Raw records
%%
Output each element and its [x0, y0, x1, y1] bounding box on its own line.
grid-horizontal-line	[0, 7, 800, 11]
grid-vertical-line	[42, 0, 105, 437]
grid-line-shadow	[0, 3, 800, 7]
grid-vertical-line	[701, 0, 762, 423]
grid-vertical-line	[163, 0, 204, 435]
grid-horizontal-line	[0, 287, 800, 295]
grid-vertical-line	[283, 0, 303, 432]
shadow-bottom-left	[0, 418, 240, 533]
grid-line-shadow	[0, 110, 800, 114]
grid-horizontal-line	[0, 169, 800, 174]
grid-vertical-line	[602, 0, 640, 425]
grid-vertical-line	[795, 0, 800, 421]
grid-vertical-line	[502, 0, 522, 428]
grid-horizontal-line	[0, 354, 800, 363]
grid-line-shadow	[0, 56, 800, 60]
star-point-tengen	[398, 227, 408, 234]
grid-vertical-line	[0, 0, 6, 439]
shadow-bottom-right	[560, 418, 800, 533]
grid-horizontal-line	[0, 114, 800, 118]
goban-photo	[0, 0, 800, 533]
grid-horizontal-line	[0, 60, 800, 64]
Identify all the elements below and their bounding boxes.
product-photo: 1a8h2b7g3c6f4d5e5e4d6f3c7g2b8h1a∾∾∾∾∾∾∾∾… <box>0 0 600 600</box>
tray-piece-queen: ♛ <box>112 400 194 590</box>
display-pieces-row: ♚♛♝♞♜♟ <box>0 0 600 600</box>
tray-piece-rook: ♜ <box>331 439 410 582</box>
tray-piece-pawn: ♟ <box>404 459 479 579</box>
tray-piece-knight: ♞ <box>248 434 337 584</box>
%%
- _What you have to do_
Copy the entries above word for word, starting at the beginning and ending with the line containing "287, 800, 295]".

- _Exercise solution_
Output each element and its [x0, y0, x1, y1] bounding box on its own line.
grid-horizontal-line	[0, 7, 800, 11]
grid-vertical-line	[42, 0, 105, 437]
grid-line-shadow	[0, 3, 800, 7]
grid-vertical-line	[701, 0, 762, 423]
grid-vertical-line	[163, 0, 204, 435]
grid-horizontal-line	[0, 287, 800, 295]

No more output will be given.